YOUR TASK ▸
All lines of the material that contain "days" must be copied out.

SUPPLIED RECORDS ▸

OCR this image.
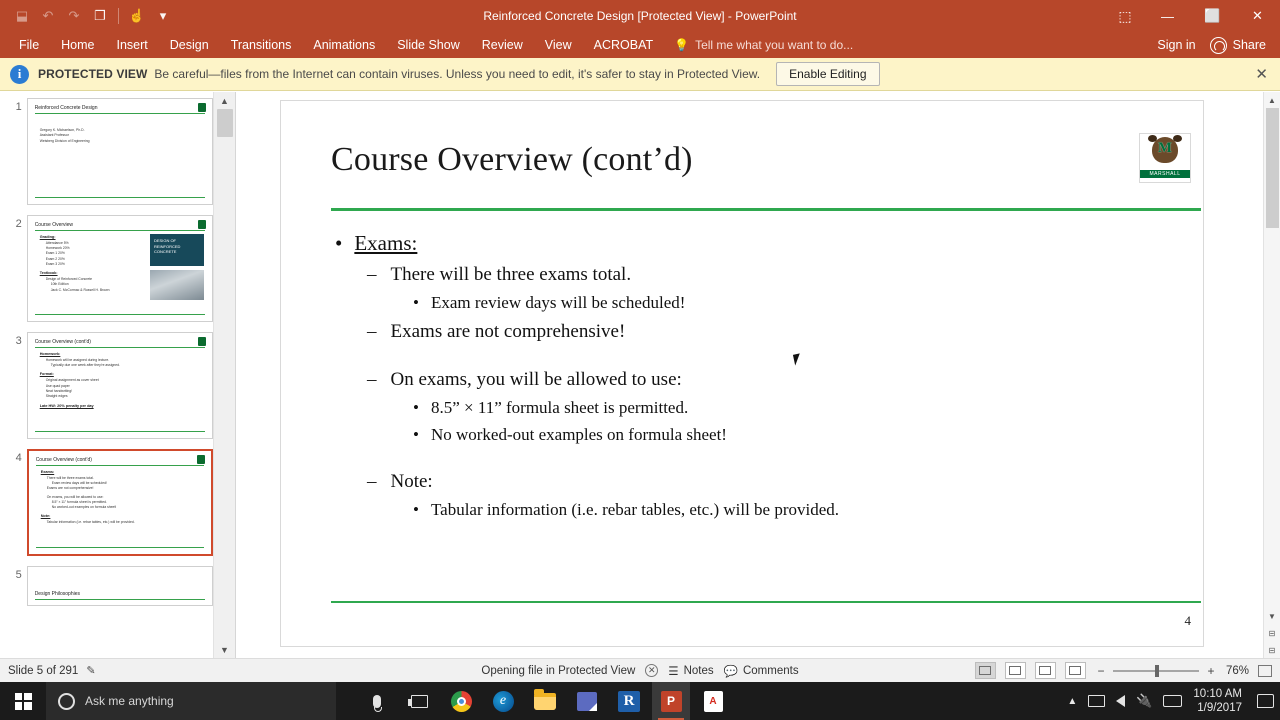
⬓	↶	↷	❐	☝	▾	Reinforced Concrete Design [Protected View] - PowerPoint	⬚	—	⬜	✕
File	Home	Insert	Design	Transitions	Animations	Slide Show	Review	View	ACROBAT	💡 Tell me what you want to do...	Sign in	Share
i	PROTECTED VIEW Be careful—files from the Internet can contain viruses. Unless you need to edit, it's safer to stay in Protected View.	Enable Editing	✕
1	Reinforced Concrete Design
Gregory K. Michaelson, Ph.D.
Assistant Professor
Weisberg Division of Engineering
2	Course Overview
Grading:
Attendance 5%
Homework 20%
Exam 1 20%
Exam 2 20%
Exam 3 20%
Textbook:
Design of Reinforced Concrete
10th Edition
Jack C. McCormac & Russell H. Brown
DESIGN OF REINFORCED CONCRETE
3	Course Overview (cont'd)
Homework:
Homework will be assigned during lecture.
Typically due one week after they're assigned.
Format:
Original assignment as cover sheet
Use quad paper
Neat handwriting!
Straight edges
Late HW: 20% penalty per day
4	Course Overview (cont'd)
Exams:
There will be three exams total.
Exam review days will be scheduled!
Exams are not comprehensive!
On exams, you will be allowed to use:
8.5” × 11” formula sheet is permitted.
No worked-out examples on formula sheet!
Note:
Tabular information (i.e. rebar tables, etc.) will be provided.
5
Design Philosophies
▲
▼
Course Overview (cont’d)	M
MARSHALL
• Exams:
– There will be three exams total.
• Exam review days will be scheduled!
– Exams are not comprehensive!
– On exams, you will be allowed to use:
• 8.5” × 11” formula sheet is permitted.
• No worked-out examples on formula sheet!
– Note:
• Tabular information (i.e. rebar tables, etc.) will be provided.
4
▲
▼
⊟
⊟
Slide 5 of 291 ✎	Opening file in Protected View	✕ ☰ Notes 💬 Comments	−	+ 76%
Ask me anything	e	R	P	A	▲	🔌	10:10 AM
1/9/2017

ANSWER SPACE ▸
Exam review days will be scheduled!
• Exam review days will be scheduled!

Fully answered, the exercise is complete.